▶

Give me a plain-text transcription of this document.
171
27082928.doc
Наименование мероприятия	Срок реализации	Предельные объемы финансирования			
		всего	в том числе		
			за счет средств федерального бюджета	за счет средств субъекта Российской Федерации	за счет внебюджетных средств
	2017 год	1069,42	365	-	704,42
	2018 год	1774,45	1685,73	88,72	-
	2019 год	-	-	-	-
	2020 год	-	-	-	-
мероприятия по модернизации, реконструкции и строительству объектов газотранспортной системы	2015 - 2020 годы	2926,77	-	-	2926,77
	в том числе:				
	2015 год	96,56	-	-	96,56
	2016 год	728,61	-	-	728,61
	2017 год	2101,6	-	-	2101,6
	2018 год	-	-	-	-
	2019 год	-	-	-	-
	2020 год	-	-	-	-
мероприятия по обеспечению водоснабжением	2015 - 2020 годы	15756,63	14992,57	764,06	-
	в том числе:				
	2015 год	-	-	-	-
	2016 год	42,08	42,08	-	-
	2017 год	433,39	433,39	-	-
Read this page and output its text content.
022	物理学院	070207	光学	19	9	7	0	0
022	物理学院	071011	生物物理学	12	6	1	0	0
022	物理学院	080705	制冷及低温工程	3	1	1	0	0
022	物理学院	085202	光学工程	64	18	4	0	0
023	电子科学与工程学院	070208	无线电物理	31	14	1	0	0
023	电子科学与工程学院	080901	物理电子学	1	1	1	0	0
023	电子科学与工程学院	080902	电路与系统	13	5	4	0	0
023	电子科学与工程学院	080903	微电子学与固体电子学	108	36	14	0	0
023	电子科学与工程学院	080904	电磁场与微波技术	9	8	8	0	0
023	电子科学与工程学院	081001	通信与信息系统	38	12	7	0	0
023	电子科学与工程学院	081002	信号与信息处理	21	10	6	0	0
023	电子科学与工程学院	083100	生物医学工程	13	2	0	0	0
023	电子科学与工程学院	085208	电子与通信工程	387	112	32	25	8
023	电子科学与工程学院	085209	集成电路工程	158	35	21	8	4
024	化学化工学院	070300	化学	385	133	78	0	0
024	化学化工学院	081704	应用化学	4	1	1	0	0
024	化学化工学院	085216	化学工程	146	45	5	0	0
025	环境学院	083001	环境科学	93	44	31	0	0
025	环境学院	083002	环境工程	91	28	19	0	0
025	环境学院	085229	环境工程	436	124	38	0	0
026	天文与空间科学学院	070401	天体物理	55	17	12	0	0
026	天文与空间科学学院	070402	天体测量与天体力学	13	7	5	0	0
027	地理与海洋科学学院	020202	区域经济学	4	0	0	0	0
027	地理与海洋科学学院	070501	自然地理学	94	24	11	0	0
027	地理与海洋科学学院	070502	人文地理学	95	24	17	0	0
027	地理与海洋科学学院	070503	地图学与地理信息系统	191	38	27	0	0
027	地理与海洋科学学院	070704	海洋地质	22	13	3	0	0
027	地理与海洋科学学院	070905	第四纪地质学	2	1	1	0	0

◀

Exercise instructions:
Give every line of the material again, exactly as it reads.

Solution:
Give me a plain-text transcription of this document.
171
27082928.doc
Наименование мероприятия	Срок реализации	Предельные объемы финансирования			
		всего	в том числе		
			за счет средств федерального бюджета	за счет средств субъекта Российской Федерации	за счет внебюджетных средств
	2017 год	1069,42	365	-	704,42
	2018 год	1774,45	1685,73	88,72	-
	2019 год	-	-	-	-
	2020 год	-	-	-	-
мероприятия по модернизации, реконструкции и строительству объектов газотранспортной системы	2015 - 2020 годы	2926,77	-	-	2926,77
	в том числе:				
	2015 год	96,56	-	-	96,56
	2016 год	728,61	-	-	728,61
	2017 год	2101,6	-	-	2101,6
	2018 год	-	-	-	-
	2019 год	-	-	-	-
	2020 год	-	-	-	-
мероприятия по обеспечению водоснабжением	2015 - 2020 годы	15756,63	14992,57	764,06	-
	в том числе:				
	2015 год	-	-	-	-
	2016 год	42,08	42,08	-	-
	2017 год	433,39	433,39	-	-
Read this page and output its text content.
022	物理学院	070207	光学	19	9	7	0	0
022	物理学院	071011	生物物理学	12	6	1	0	0
022	物理学院	080705	制冷及低温工程	3	1	1	0	0
022	物理学院	085202	光学工程	64	18	4	0	0
023	电子科学与工程学院	070208	无线电物理	31	14	1	0	0
023	电子科学与工程学院	080901	物理电子学	1	1	1	0	0
023	电子科学与工程学院	080902	电路与系统	13	5	4	0	0
023	电子科学与工程学院	080903	微电子学与固体电子学	108	36	14	0	0
023	电子科学与工程学院	080904	电磁场与微波技术	9	8	8	0	0
023	电子科学与工程学院	081001	通信与信息系统	38	12	7	0	0
023	电子科学与工程学院	081002	信号与信息处理	21	10	6	0	0
023	电子科学与工程学院	083100	生物医学工程	13	2	0	0	0
023	电子科学与工程学院	085208	电子与通信工程	387	112	32	25	8
023	电子科学与工程学院	085209	集成电路工程	158	35	21	8	4
024	化学化工学院	070300	化学	385	133	78	0	0
024	化学化工学院	081704	应用化学	4	1	1	0	0
024	化学化工学院	085216	化学工程	146	45	5	0	0
025	环境学院	083001	环境科学	93	44	31	0	0
025	环境学院	083002	环境工程	91	28	19	0	0
025	环境学院	085229	环境工程	436	124	38	0	0
026	天文与空间科学学院	070401	天体物理	55	17	12	0	0
026	天文与空间科学学院	070402	天体测量与天体力学	13	7	5	0	0
027	地理与海洋科学学院	020202	区域经济学	4	0	0	0	0
027	地理与海洋科学学院	070501	自然地理学	94	24	11	0	0
027	地理与海洋科学学院	070502	人文地理学	95	24	17	0	0
027	地理与海洋科学学院	070503	地图学与地理信息系统	191	38	27	0	0
027	地理与海洋科学学院	070704	海洋地质	22	13	3	0	0
027	地理与海洋科学学院	070905	第四纪地质学	2	1	1	0	0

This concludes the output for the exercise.